§ **DESCRIPTION OF THE TASK**:
The entries below should be output exactly as written.

§ **THE RECORDS**:
— Start —

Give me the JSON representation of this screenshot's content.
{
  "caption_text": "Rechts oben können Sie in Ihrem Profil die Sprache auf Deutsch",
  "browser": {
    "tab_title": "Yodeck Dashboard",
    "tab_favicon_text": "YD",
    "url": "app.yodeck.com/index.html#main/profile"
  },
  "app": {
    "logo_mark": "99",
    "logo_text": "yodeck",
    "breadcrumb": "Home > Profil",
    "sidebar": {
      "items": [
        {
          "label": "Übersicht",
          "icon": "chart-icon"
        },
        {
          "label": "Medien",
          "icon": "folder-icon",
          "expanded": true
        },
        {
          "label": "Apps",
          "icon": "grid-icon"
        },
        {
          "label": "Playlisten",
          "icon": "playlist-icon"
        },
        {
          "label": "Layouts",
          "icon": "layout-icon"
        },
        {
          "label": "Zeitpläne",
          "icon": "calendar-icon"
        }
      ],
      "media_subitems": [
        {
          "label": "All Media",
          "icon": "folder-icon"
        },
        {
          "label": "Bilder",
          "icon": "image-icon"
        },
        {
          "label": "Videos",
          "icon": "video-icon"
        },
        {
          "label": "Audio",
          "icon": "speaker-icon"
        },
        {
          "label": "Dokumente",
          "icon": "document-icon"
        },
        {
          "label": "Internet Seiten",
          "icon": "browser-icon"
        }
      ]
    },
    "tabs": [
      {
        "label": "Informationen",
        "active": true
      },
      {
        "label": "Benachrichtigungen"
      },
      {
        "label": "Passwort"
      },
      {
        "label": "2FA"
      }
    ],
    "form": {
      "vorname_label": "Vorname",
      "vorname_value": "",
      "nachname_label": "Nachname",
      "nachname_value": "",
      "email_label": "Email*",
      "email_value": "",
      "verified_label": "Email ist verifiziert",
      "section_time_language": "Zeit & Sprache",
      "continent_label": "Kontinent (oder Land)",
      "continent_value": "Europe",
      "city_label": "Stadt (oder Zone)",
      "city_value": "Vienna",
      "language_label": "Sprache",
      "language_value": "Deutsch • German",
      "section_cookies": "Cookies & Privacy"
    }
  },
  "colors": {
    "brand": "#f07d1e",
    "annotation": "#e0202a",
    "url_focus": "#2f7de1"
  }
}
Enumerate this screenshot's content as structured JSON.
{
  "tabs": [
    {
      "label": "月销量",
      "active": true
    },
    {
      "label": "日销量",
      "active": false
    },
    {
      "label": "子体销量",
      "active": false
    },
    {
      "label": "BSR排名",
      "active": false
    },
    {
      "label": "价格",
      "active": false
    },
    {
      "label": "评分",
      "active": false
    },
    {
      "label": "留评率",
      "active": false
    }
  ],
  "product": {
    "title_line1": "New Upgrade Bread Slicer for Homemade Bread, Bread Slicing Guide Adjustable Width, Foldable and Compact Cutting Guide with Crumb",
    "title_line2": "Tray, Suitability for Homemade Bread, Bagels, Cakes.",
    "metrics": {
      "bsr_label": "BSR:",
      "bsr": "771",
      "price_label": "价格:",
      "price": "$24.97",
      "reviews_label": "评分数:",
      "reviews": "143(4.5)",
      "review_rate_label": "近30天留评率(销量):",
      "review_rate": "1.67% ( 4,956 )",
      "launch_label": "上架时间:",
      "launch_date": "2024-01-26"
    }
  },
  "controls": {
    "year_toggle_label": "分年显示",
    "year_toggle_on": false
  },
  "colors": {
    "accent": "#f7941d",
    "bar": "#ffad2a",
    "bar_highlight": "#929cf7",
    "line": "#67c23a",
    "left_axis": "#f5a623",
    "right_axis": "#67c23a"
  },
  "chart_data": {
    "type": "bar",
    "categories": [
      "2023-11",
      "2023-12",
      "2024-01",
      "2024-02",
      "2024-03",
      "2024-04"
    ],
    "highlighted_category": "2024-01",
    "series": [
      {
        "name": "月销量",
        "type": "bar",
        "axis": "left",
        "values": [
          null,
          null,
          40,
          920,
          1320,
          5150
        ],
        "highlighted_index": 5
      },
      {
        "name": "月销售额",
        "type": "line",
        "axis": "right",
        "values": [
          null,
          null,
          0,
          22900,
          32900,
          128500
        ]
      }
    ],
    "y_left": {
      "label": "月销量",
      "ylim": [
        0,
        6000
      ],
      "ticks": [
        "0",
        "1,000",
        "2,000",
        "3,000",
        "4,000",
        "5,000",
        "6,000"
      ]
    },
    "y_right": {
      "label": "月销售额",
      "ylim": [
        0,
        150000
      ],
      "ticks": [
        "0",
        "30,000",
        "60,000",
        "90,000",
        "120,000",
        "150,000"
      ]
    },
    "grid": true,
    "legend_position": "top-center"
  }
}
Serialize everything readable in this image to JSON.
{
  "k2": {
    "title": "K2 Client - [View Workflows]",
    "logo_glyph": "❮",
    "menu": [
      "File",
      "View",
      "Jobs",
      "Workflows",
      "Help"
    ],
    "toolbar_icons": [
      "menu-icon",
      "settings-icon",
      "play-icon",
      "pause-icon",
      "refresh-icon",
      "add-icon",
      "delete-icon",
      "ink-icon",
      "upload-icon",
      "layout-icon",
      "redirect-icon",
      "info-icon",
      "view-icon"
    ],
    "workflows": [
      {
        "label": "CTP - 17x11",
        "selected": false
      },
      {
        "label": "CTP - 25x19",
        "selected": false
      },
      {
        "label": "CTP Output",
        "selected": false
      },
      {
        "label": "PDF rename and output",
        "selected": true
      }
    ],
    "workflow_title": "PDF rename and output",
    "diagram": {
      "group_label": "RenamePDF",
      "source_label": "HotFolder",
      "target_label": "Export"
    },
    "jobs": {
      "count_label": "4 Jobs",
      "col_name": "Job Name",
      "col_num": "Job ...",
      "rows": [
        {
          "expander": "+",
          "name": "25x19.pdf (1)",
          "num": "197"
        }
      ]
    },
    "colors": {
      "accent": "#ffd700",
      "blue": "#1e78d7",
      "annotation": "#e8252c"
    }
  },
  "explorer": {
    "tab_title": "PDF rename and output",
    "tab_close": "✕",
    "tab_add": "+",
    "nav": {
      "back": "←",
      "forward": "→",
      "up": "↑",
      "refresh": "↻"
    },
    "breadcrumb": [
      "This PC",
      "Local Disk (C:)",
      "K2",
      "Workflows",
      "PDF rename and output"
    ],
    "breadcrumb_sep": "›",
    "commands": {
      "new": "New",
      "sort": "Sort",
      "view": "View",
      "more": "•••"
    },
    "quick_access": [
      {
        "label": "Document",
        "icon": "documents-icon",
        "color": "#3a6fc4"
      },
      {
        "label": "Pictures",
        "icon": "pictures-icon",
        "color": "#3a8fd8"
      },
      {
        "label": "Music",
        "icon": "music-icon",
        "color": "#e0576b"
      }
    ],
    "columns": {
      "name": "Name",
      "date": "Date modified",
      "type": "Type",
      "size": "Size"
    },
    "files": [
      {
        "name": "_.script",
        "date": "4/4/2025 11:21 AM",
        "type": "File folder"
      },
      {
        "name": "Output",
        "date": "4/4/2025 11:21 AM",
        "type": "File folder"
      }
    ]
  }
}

— End —

§ **FINAL RESULT**:
Give me the JSON representation of this screenshot's content.
{
  "caption_text": "Rechts oben können Sie in Ihrem Profil die Sprache auf Deutsch",
  "browser": {
    "tab_title": "Yodeck Dashboard",
    "tab_favicon_text": "YD",
    "url": "app.yodeck.com/index.html#main/profile"
  },
  "app": {
    "logo_mark": "99",
    "logo_text": "yodeck",
    "breadcrumb": "Home > Profil",
    "sidebar": {
      "items": [
        {
          "label": "Übersicht",
          "icon": "chart-icon"
        },
        {
          "label": "Medien",
          "icon": "folder-icon",
          "expanded": true
        },
        {
          "label": "Apps",
          "icon": "grid-icon"
        },
        {
          "label": "Playlisten",
          "icon": "playlist-icon"
        },
        {
          "label": "Layouts",
          "icon": "layout-icon"
        },
        {
          "label": "Zeitpläne",
          "icon": "calendar-icon"
        }
      ],
      "media_subitems": [
        {
          "label": "All Media",
          "icon": "folder-icon"
        },
        {
          "label": "Bilder",
          "icon": "image-icon"
        },
        {
          "label": "Videos",
          "icon": "video-icon"
        },
        {
          "label": "Audio",
          "icon": "speaker-icon"
        },
        {
          "label": "Dokumente",
          "icon": "document-icon"
        },
        {
          "label": "Internet Seiten",
          "icon": "browser-icon"
        }
      ]
    },
    "tabs": [
      {
        "label": "Informationen",
        "active": true
      },
      {
        "label": "Benachrichtigungen"
      },
      {
        "label": "Passwort"
      },
      {
        "label": "2FA"
      }
    ],
    "form": {
      "vorname_label": "Vorname",
      "vorname_value": "",
      "nachname_label": "Nachname",
      "nachname_value": "",
      "email_label": "Email*",
      "email_value": "",
      "verified_label": "Email ist verifiziert",
      "section_time_language": "Zeit & Sprache",
      "continent_label": "Kontinent (oder Land)",
      "continent_value": "Europe",
      "city_label": "Stadt (oder Zone)",
      "city_value": "Vienna",
      "language_label": "Sprache",
      "language_value": "Deutsch • German",
      "section_cookies": "Cookies & Privacy"
    }
  },
  "colors": {
    "brand": "#f07d1e",
    "annotation": "#e0202a",
    "url_focus": "#2f7de1"
  }
}
Enumerate this screenshot's content as structured JSON.
{
  "tabs": [
    {
      "label": "月销量",
      "active": true
    },
    {
      "label": "日销量",
      "active": false
    },
    {
      "label": "子体销量",
      "active": false
    },
    {
      "label": "BSR排名",
      "active": false
    },
    {
      "label": "价格",
      "active": false
    },
    {
      "label": "评分",
      "active": false
    },
    {
      "label": "留评率",
      "active": false
    }
  ],
  "product": {
    "title_line1": "New Upgrade Bread Slicer for Homemade Bread, Bread Slicing Guide Adjustable Width, Foldable and Compact Cutting Guide with Crumb",
    "title_line2": "Tray, Suitability for Homemade Bread, Bagels, Cakes.",
    "metrics": {
      "bsr_label": "BSR:",
      "bsr": "771",
      "price_label": "价格:",
      "price": "$24.97",
      "reviews_label": "评分数:",
      "reviews": "143(4.5)",
      "review_rate_label": "近30天留评率(销量):",
      "review_rate": "1.67% ( 4,956 )",
      "launch_label": "上架时间:",
      "launch_date": "2024-01-26"
    }
  },
  "controls": {
    "year_toggle_label": "分年显示",
    "year_toggle_on": false
  },
  "colors": {
    "accent": "#f7941d",
    "bar": "#ffad2a",
    "bar_highlight": "#929cf7",
    "line": "#67c23a",
    "left_axis": "#f5a623",
    "right_axis": "#67c23a"
  },
  "chart_data": {
    "type": "bar",
    "categories": [
      "2023-11",
      "2023-12",
      "2024-01",
      "2024-02",
      "2024-03",
      "2024-04"
    ],
    "highlighted_category": "2024-01",
    "series": [
      {
        "name": "月销量",
        "type": "bar",
        "axis": "left",
        "values": [
          null,
          null,
          40,
          920,
          1320,
          5150
        ],
        "highlighted_index": 5
      },
      {
        "name": "月销售额",
        "type": "line",
        "axis": "right",
        "values": [
          null,
          null,
          0,
          22900,
          32900,
          128500
        ]
      }
    ],
    "y_left": {
      "label": "月销量",
      "ylim": [
        0,
        6000
      ],
      "ticks": [
        "0",
        "1,000",
        "2,000",
        "3,000",
        "4,000",
        "5,000",
        "6,000"
      ]
    },
    "y_right": {
      "label": "月销售额",
      "ylim": [
        0,
        150000
      ],
      "ticks": [
        "0",
        "30,000",
        "60,000",
        "90,000",
        "120,000",
        "150,000"
      ]
    },
    "grid": true,
    "legend_position": "top-center"
  }
}
Serialize everything readable in this image to JSON.
{
  "k2": {
    "title": "K2 Client - [View Workflows]",
    "logo_glyph": "❮",
    "menu": [
      "File",
      "View",
      "Jobs",
      "Workflows",
      "Help"
    ],
    "toolbar_icons": [
      "menu-icon",
      "settings-icon",
      "play-icon",
      "pause-icon",
      "refresh-icon",
      "add-icon",
      "delete-icon",
      "ink-icon",
      "upload-icon",
      "layout-icon",
      "redirect-icon",
      "info-icon",
      "view-icon"
    ],
    "workflows": [
      {
        "label": "CTP - 17x11",
        "selected": false
      },
      {
        "label": "CTP - 25x19",
        "selected": false
      },
      {
        "label": "CTP Output",
        "selected": false
      },
      {
        "label": "PDF rename and output",
        "selected": true
      }
    ],
    "workflow_title": "PDF rename and output",
    "diagram": {
      "group_label": "RenamePDF",
      "source_label": "HotFolder",
      "target_label": "Export"
    },
    "jobs": {
      "count_label": "4 Jobs",
      "col_name": "Job Name",
      "col_num": "Job ...",
      "rows": [
        {
          "expander": "+",
          "name": "25x19.pdf (1)",
          "num": "197"
        }
      ]
    },
    "colors": {
      "accent": "#ffd700",
      "blue": "#1e78d7",
      "annotation": "#e8252c"
    }
  },
  "explorer": {
    "tab_title": "PDF rename and output",
    "tab_close": "✕",
    "tab_add": "+",
    "nav": {
      "back": "←",
      "forward": "→",
      "up": "↑",
      "refresh": "↻"
    },
    "breadcrumb": [
      "This PC",
      "Local Disk (C:)",
      "K2",
      "Workflows",
      "PDF rename and output"
    ],
    "breadcrumb_sep": "›",
    "commands": {
      "new": "New",
      "sort": "Sort",
      "view": "View",
      "more": "•••"
    },
    "quick_access": [
      {
        "label": "Document",
        "icon": "documents-icon",
        "color": "#3a6fc4"
      },
      {
        "label": "Pictures",
        "icon": "pictures-icon",
        "color": "#3a8fd8"
      },
      {
        "label": "Music",
        "icon": "music-icon",
        "color": "#e0576b"
      }
    ],
    "columns": {
      "name": "Name",
      "date": "Date modified",
      "type": "Type",
      "size": "Size"
    },
    "files": [
      {
        "name": "_.script",
        "date": "4/4/2025 11:21 AM",
        "type": "File folder"
      },
      {
        "name": "Output",
        "date": "4/4/2025 11:21 AM",
        "type": "File folder"
      }
    ]
  }
}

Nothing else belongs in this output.